EXERCISE PROMPT:
All material below is to be reproduced exactly.

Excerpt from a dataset
* * * * * * *
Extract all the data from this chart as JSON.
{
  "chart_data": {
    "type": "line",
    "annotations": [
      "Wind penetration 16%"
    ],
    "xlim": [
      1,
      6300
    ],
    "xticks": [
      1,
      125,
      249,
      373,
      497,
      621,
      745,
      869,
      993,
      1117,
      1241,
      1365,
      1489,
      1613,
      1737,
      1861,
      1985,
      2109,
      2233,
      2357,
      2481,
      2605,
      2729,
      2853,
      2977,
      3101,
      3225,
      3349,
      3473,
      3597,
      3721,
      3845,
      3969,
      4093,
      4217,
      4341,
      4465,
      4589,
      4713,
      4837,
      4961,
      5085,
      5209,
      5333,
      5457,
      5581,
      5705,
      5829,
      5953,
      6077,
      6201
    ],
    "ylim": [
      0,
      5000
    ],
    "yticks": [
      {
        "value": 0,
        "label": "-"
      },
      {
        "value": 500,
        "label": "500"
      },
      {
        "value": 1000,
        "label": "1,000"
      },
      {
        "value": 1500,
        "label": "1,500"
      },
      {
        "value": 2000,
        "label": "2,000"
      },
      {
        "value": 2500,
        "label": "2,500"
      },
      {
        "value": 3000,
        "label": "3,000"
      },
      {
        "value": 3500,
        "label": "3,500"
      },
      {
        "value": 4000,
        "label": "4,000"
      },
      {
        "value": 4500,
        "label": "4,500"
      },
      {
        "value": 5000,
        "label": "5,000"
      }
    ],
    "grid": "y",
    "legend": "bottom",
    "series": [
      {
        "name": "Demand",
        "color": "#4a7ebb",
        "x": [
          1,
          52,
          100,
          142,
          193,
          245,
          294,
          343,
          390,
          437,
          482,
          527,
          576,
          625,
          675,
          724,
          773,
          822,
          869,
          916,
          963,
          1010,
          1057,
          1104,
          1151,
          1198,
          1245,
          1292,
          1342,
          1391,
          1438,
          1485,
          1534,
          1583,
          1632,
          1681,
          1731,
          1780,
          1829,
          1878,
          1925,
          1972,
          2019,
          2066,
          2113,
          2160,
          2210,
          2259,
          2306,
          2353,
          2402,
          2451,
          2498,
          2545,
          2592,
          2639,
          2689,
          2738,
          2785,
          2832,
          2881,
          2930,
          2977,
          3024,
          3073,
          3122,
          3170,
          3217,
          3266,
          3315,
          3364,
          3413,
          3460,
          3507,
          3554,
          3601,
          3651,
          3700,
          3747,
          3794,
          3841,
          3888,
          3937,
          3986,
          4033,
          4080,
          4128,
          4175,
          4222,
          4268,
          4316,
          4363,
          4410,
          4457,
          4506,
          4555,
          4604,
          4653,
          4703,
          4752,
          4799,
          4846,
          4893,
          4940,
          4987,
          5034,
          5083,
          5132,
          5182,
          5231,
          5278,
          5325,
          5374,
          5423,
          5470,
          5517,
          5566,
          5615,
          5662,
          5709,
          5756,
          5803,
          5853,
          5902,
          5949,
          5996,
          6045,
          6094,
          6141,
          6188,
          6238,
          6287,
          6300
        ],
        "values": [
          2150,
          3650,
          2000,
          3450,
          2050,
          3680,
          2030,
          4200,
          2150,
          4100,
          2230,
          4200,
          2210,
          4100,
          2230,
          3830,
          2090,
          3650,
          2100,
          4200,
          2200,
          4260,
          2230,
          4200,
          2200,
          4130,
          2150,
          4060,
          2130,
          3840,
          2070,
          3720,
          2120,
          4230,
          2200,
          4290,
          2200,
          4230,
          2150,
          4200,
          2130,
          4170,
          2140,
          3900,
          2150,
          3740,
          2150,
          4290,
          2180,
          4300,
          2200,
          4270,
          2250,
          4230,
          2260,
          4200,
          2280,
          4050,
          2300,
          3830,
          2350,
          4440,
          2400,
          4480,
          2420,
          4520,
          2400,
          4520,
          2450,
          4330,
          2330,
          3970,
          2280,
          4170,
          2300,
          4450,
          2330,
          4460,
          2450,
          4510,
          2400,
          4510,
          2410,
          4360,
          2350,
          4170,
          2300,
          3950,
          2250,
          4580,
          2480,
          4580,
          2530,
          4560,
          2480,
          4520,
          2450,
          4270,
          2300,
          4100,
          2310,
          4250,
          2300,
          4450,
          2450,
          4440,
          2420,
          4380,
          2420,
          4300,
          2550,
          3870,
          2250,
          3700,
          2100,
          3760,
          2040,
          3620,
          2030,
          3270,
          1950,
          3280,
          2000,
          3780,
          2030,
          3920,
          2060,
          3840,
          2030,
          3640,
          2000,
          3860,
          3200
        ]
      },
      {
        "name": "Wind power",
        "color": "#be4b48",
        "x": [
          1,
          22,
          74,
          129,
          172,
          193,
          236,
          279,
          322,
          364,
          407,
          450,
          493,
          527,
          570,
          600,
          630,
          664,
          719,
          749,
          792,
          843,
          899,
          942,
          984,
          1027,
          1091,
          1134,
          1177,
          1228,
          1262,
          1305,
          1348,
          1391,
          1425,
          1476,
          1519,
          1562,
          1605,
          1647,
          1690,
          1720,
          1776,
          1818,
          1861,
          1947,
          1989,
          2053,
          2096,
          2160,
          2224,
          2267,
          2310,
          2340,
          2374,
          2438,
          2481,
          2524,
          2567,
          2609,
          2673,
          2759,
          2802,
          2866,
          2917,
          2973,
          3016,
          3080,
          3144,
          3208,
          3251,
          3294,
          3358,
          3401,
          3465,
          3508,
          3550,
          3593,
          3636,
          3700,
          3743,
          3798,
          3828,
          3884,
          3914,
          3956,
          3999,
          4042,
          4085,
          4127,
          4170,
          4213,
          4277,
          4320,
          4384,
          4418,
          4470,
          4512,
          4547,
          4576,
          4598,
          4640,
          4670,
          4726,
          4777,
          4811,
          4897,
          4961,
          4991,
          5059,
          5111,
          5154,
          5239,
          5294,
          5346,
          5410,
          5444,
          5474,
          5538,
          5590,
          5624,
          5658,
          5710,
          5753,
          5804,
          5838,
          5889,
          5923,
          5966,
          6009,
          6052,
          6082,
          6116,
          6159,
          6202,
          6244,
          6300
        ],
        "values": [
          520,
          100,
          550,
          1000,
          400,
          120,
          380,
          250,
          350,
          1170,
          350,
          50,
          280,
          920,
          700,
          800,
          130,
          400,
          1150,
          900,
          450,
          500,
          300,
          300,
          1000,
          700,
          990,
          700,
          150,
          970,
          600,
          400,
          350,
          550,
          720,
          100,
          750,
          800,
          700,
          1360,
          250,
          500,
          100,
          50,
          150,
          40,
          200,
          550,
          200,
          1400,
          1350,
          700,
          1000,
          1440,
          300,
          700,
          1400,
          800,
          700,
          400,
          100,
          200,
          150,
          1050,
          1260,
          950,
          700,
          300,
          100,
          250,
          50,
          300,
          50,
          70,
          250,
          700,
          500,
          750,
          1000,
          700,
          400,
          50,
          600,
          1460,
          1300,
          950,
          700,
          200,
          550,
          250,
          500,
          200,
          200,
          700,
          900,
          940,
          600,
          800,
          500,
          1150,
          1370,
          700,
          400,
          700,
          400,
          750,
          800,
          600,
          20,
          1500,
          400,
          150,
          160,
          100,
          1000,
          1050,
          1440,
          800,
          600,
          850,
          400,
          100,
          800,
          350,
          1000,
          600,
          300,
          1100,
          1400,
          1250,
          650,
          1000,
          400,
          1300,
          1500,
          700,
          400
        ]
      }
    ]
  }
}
* * * * * * *
SOLUTION FOR THIS TASK:
Extract all the data from this chart as JSON.
{
  "chart_data": {
    "type": "line",
    "annotations": [
      "Wind penetration 16%"
    ],
    "xlim": [
      1,
      6300
    ],
    "xticks": [
      1,
      125,
      249,
      373,
      497,
      621,
      745,
      869,
      993,
      1117,
      1241,
      1365,
      1489,
      1613,
      1737,
      1861,
      1985,
      2109,
      2233,
      2357,
      2481,
      2605,
      2729,
      2853,
      2977,
      3101,
      3225,
      3349,
      3473,
      3597,
      3721,
      3845,
      3969,
      4093,
      4217,
      4341,
      4465,
      4589,
      4713,
      4837,
      4961,
      5085,
      5209,
      5333,
      5457,
      5581,
      5705,
      5829,
      5953,
      6077,
      6201
    ],
    "ylim": [
      0,
      5000
    ],
    "yticks": [
      {
        "value": 0,
        "label": "-"
      },
      {
        "value": 500,
        "label": "500"
      },
      {
        "value": 1000,
        "label": "1,000"
      },
      {
        "value": 1500,
        "label": "1,500"
      },
      {
        "value": 2000,
        "label": "2,000"
      },
      {
        "value": 2500,
        "label": "2,500"
      },
      {
        "value": 3000,
        "label": "3,000"
      },
      {
        "value": 3500,
        "label": "3,500"
      },
      {
        "value": 4000,
        "label": "4,000"
      },
      {
        "value": 4500,
        "label": "4,500"
      },
      {
        "value": 5000,
        "label": "5,000"
      }
    ],
    "grid": "y",
    "legend": "bottom",
    "series": [
      {
        "name": "Demand",
        "color": "#4a7ebb",
        "x": [
          1,
          52,
          100,
          142,
          193,
          245,
          294,
          343,
          390,
          437,
          482,
          527,
          576,
          625,
          675,
          724,
          773,
          822,
          869,
          916,
          963,
          1010,
          1057,
          1104,
          1151,
          1198,
          1245,
          1292,
          1342,
          1391,
          1438,
          1485,
          1534,
          1583,
          1632,
          1681,
          1731,
          1780,
          1829,
          1878,
          1925,
          1972,
          2019,
          2066,
          2113,
          2160,
          2210,
          2259,
          2306,
          2353,
          2402,
          2451,
          2498,
          2545,
          2592,
          2639,
          2689,
          2738,
          2785,
          2832,
          2881,
          2930,
          2977,
          3024,
          3073,
          3122,
          3170,
          3217,
          3266,
          3315,
          3364,
          3413,
          3460,
          3507,
          3554,
          3601,
          3651,
          3700,
          3747,
          3794,
          3841,
          3888,
          3937,
          3986,
          4033,
          4080,
          4128,
          4175,
          4222,
          4268,
          4316,
          4363,
          4410,
          4457,
          4506,
          4555,
          4604,
          4653,
          4703,
          4752,
          4799,
          4846,
          4893,
          4940,
          4987,
          5034,
          5083,
          5132,
          5182,
          5231,
          5278,
          5325,
          5374,
          5423,
          5470,
          5517,
          5566,
          5615,
          5662,
          5709,
          5756,
          5803,
          5853,
          5902,
          5949,
          5996,
          6045,
          6094,
          6141,
          6188,
          6238,
          6287,
          6300
        ],
        "values": [
          2150,
          3650,
          2000,
          3450,
          2050,
          3680,
          2030,
          4200,
          2150,
          4100,
          2230,
          4200,
          2210,
          4100,
          2230,
          3830,
          2090,
          3650,
          2100,
          4200,
          2200,
          4260,
          2230,
          4200,
          2200,
          4130,
          2150,
          4060,
          2130,
          3840,
          2070,
          3720,
          2120,
          4230,
          2200,
          4290,
          2200,
          4230,
          2150,
          4200,
          2130,
          4170,
          2140,
          3900,
          2150,
          3740,
          2150,
          4290,
          2180,
          4300,
          2200,
          4270,
          2250,
          4230,
          2260,
          4200,
          2280,
          4050,
          2300,
          3830,
          2350,
          4440,
          2400,
          4480,
          2420,
          4520,
          2400,
          4520,
          2450,
          4330,
          2330,
          3970,
          2280,
          4170,
          2300,
          4450,
          2330,
          4460,
          2450,
          4510,
          2400,
          4510,
          2410,
          4360,
          2350,
          4170,
          2300,
          3950,
          2250,
          4580,
          2480,
          4580,
          2530,
          4560,
          2480,
          4520,
          2450,
          4270,
          2300,
          4100,
          2310,
          4250,
          2300,
          4450,
          2450,
          4440,
          2420,
          4380,
          2420,
          4300,
          2550,
          3870,
          2250,
          3700,
          2100,
          3760,
          2040,
          3620,
          2030,
          3270,
          1950,
          3280,
          2000,
          3780,
          2030,
          3920,
          2060,
          3840,
          2030,
          3640,
          2000,
          3860,
          3200
        ]
      },
      {
        "name": "Wind power",
        "color": "#be4b48",
        "x": [
          1,
          22,
          74,
          129,
          172,
          193,
          236,
          279,
          322,
          364,
          407,
          450,
          493,
          527,
          570,
          600,
          630,
          664,
          719,
          749,
          792,
          843,
          899,
          942,
          984,
          1027,
          1091,
          1134,
          1177,
          1228,
          1262,
          1305,
          1348,
          1391,
          1425,
          1476,
          1519,
          1562,
          1605,
          1647,
          1690,
          1720,
          1776,
          1818,
          1861,
          1947,
          1989,
          2053,
          2096,
          2160,
          2224,
          2267,
          2310,
          2340,
          2374,
          2438,
          2481,
          2524,
          2567,
          2609,
          2673,
          2759,
          2802,
          2866,
          2917,
          2973,
          3016,
          3080,
          3144,
          3208,
          3251,
          3294,
          3358,
          3401,
          3465,
          3508,
          3550,
          3593,
          3636,
          3700,
          3743,
          3798,
          3828,
          3884,
          3914,
          3956,
          3999,
          4042,
          4085,
          4127,
          4170,
          4213,
          4277,
          4320,
          4384,
          4418,
          4470,
          4512,
          4547,
          4576,
          4598,
          4640,
          4670,
          4726,
          4777,
          4811,
          4897,
          4961,
          4991,
          5059,
          5111,
          5154,
          5239,
          5294,
          5346,
          5410,
          5444,
          5474,
          5538,
          5590,
          5624,
          5658,
          5710,
          5753,
          5804,
          5838,
          5889,
          5923,
          5966,
          6009,
          6052,
          6082,
          6116,
          6159,
          6202,
          6244,
          6300
        ],
        "values": [
          520,
          100,
          550,
          1000,
          400,
          120,
          380,
          250,
          350,
          1170,
          350,
          50,
          280,
          920,
          700,
          800,
          130,
          400,
          1150,
          900,
          450,
          500,
          300,
          300,
          1000,
          700,
          990,
          700,
          150,
          970,
          600,
          400,
          350,
          550,
          720,
          100,
          750,
          800,
          700,
          1360,
          250,
          500,
          100,
          50,
          150,
          40,
          200,
          550,
          200,
          1400,
          1350,
          700,
          1000,
          1440,
          300,
          700,
          1400,
          800,
          700,
          400,
          100,
          200,
          150,
          1050,
          1260,
          950,
          700,
          300,
          100,
          250,
          50,
          300,
          50,
          70,
          250,
          700,
          500,
          750,
          1000,
          700,
          400,
          50,
          600,
          1460,
          1300,
          950,
          700,
          200,
          550,
          250,
          500,
          200,
          200,
          700,
          900,
          940,
          600,
          800,
          500,
          1150,
          1370,
          700,
          400,
          700,
          400,
          750,
          800,
          600,
          20,
          1500,
          400,
          150,
          160,
          100,
          1000,
          1050,
          1440,
          800,
          600,
          850,
          400,
          100,
          800,
          350,
          1000,
          600,
          300,
          1100,
          1400,
          1250,
          650,
          1000,
          400,
          1300,
          1500,
          700,
          400
        ]
      }
    ]
  }
}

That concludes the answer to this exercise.